-- Supplied material start --

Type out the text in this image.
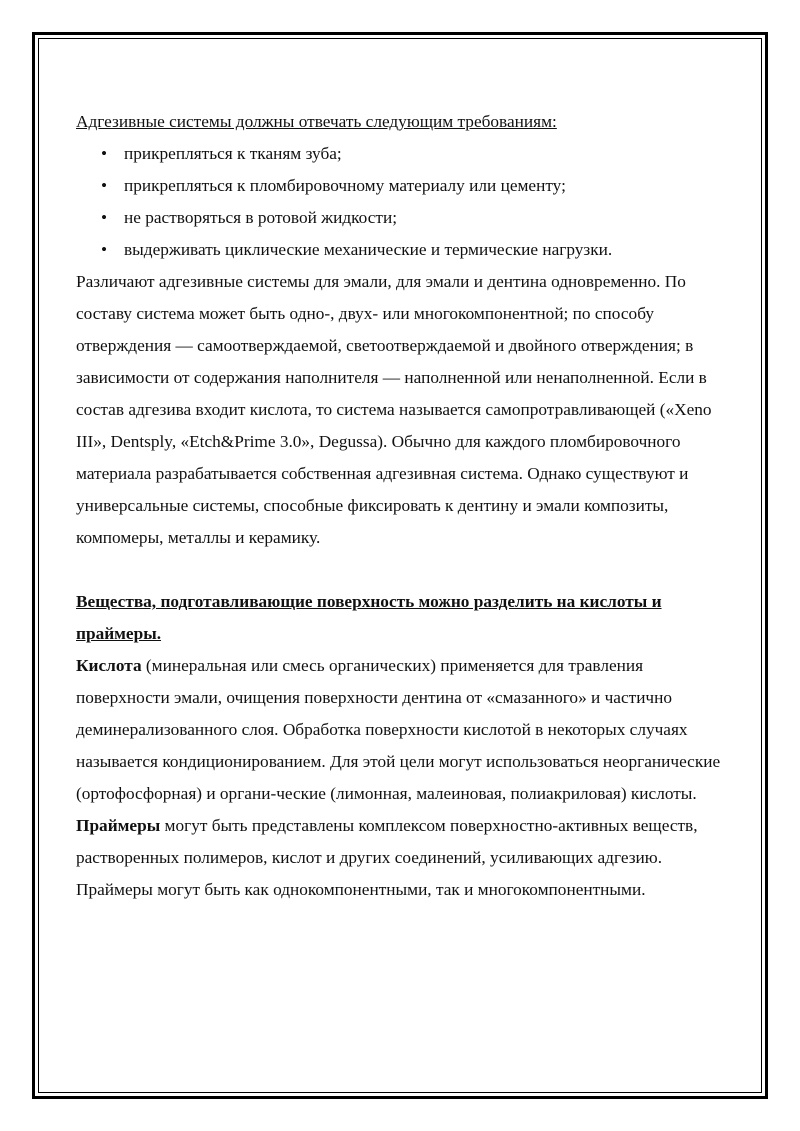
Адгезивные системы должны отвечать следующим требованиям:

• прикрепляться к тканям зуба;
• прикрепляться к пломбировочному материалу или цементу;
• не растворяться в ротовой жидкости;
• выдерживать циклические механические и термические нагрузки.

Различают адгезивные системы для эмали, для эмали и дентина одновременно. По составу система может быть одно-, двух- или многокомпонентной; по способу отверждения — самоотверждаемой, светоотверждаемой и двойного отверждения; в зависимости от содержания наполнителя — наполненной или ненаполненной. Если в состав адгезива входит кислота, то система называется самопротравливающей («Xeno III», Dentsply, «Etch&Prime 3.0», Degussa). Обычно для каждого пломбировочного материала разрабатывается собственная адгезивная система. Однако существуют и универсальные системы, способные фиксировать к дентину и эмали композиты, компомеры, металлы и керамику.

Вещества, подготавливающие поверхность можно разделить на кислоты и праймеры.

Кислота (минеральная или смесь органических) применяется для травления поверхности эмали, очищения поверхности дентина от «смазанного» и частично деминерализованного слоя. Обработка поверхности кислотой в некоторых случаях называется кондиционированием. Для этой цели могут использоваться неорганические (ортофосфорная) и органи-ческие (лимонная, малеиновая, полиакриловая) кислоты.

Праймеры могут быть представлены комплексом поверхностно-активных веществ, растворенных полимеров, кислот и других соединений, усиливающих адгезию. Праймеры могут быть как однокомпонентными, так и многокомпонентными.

-- Supplied material end --

Direction
Transcribe the whole listing exactly. Pictures are excluded.

Output for this task
Type out the text in this image.
Адгезивные системы должны отвечать следующим требованиям:

• прикрепляться к тканям зуба;
• прикрепляться к пломбировочному материалу или цементу;
• не растворяться в ротовой жидкости;
• выдерживать циклические механические и термические нагрузки.

Различают адгезивные системы для эмали, для эмали и дентина одновременно. По составу система может быть одно-, двух- или многокомпонентной; по способу отверждения — самоотверждаемой, светоотверждаемой и двойного отверждения; в зависимости от содержания наполнителя — наполненной или ненаполненной. Если в состав адгезива входит кислота, то система называется самопротравливающей («Xeno III», Dentsply, «Etch&Prime 3.0», Degussa). Обычно для каждого пломбировочного материала разрабатывается собственная адгезивная система. Однако существуют и универсальные системы, способные фиксировать к дентину и эмали композиты, компомеры, металлы и керамику.

Вещества, подготавливающие поверхность можно разделить на кислоты и праймеры.

Кислота (минеральная или смесь органических) применяется для травления поверхности эмали, очищения поверхности дентина от «смазанного» и частично деминерализованного слоя. Обработка поверхности кислотой в некоторых случаях называется кондиционированием. Для этой цели могут использоваться неорганические (ортофосфорная) и органи-ческие (лимонная, малеиновая, полиакриловая) кислоты.

Праймеры могут быть представлены комплексом поверхностно-активных веществ, растворенных полимеров, кислот и других соединений, усиливающих адгезию. Праймеры могут быть как однокомпонентными, так и многокомпонентными.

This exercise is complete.